=== TEXTO PARA ANALIZAR ===
Publicado el 15/01/2026 a las 08:24

Un plato de huevos fritos con patatas puede provocar una sensación de placer casi inmediata. No es solo una cuestión cultural o de recuerdos de la infancia: detrás de este clásico de la gastronomía hay una explicación científica relacionada con el cerebro y su sistema de recompensa. Así lo explica Boticaria García, farmacéutica y divulgadora científica. 

EL PLACER ESTÁ EN EL CEREBRO (Y EN LA DOPAMINA)

Cuando comemos alimentos ricos en grasa y sal, como las patatas fritas o los huevos fritos, se activan los circuitos cerebrales asociados al placer. Pero no todo placer es igual. Según detalla Boticaria García, algunos platos muy habituales -como las patatas fritas con salchichas- se consideran auténticos “platos dopamina”, aunque no de la más saludable. 

POR QUÉ SON “PLATOS DOPAMINA”… PERO NO DE LA BUENA

Este tipo de comidas generan placer rápido, pero con efectos limitados en el bienestar a largo plazo. En concreto:

No aumentan la dopamina basal, la relacionada con la motivación, la estabilidad emocional y el bienestar sostenido.

Provocan picos breves de dopamina, seguidos en ocasiones de un bajón que incrementa las ganas de repetir.

Entrenan al cerebro para asociar ese alimento con placer inmediato, lo que puede favorecer un consumo impulsivo. 

ALIMENTOS HIPERPALATABLES: PLACER RÁPIDO, POCA SACIEDAD

Por este motivo se habla de alimentos hiperpalatables. No son adictivos en un sentido clínico, pero sí pueden secuestrar el sistema de recompensa del cerebro, empujándonos a comer más sin que exista una verdadera necesidad fisiológica.

En el caso de los huevos fritos con patatas, la combinación de grasa, sal y textura crujiente actúa como un potente estímulo cerebral. El problema surge cuando estos platos pasan de ser algo ocasional a una elección frecuente.

=== LISTADO APORTADO ===
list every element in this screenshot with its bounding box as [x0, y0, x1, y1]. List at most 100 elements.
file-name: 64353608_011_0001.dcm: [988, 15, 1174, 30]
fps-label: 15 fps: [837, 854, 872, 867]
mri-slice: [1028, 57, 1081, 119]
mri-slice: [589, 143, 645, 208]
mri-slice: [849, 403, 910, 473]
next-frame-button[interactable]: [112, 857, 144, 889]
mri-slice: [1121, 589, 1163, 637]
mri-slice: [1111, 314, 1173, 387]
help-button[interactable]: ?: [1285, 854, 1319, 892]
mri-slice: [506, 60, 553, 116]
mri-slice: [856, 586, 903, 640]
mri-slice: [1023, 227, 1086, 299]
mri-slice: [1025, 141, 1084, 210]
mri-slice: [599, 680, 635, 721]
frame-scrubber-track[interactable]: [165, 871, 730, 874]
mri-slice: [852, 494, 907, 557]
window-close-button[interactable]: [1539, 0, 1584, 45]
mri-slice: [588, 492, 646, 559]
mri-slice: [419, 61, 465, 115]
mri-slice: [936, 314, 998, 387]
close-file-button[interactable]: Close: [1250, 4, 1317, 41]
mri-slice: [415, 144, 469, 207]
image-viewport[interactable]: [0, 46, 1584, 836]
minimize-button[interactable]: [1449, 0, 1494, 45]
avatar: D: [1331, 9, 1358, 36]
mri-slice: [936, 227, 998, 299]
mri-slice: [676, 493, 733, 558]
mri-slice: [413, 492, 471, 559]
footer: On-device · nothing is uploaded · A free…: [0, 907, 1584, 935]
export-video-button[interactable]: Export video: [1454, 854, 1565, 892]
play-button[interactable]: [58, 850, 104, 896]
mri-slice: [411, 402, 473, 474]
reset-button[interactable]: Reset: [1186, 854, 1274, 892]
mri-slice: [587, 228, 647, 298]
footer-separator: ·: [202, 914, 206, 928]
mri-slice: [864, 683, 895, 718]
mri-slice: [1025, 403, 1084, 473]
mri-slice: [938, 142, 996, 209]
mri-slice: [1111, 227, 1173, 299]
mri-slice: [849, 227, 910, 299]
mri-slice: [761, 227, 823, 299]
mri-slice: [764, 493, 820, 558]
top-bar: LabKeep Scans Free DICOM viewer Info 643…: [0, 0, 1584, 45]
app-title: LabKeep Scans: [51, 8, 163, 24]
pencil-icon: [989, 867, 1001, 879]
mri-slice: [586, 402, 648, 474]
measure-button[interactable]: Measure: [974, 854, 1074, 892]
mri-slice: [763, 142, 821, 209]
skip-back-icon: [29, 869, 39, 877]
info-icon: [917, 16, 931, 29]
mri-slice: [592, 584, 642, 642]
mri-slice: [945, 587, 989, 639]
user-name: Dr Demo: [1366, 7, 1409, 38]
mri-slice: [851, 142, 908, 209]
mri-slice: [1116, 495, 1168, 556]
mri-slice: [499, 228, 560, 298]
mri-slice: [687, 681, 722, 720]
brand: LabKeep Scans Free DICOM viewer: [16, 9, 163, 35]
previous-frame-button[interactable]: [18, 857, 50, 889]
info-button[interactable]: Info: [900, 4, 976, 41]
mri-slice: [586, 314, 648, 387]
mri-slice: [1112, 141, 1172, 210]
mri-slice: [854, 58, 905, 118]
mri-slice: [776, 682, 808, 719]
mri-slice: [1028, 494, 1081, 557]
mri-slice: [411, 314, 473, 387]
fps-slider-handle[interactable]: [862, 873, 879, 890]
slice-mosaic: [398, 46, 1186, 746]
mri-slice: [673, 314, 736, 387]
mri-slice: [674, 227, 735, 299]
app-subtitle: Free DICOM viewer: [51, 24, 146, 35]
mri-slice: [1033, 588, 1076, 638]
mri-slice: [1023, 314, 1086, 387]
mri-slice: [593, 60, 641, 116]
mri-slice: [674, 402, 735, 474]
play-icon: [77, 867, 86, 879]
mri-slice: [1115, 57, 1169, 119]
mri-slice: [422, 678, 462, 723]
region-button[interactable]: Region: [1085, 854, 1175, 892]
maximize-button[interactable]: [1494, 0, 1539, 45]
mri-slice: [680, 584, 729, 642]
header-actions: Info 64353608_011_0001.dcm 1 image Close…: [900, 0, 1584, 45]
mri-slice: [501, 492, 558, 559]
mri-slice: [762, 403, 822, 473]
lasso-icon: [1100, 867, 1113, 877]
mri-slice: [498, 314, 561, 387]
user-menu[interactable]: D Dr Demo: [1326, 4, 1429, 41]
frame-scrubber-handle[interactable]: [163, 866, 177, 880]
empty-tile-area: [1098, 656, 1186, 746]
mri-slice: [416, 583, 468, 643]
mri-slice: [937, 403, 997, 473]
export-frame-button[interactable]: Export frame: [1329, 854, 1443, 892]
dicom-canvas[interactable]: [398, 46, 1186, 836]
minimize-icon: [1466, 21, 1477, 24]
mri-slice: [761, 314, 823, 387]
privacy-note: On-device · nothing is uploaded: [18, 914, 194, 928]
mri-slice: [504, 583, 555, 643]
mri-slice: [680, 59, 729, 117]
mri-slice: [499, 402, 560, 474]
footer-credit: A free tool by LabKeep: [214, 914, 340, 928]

=== ENUNCIADO ===
Resume en dos oraciones el texto sobre los huevos fritos con patatas.

=== TU RESPUESTA ===
Según la farmacéutica Boticaria García, los alimentos ricos en grasa y sal, como los huevos fritos con patatas, activan los circuitos cerebrales del placer y provocan picos breves de dopamina, pero no aumentan la dopamina basal, la relacionada con el bienestar sostenido. Son alimentos hiperpalatables que, sin ser adictivos en un sentido clínico, pueden secuestrar el sistema de recompensa y empujar a comer más sin verdadera necesidad, lo que se vuelve un problema cuando pasan de ser ocasionales a una elección frecuente.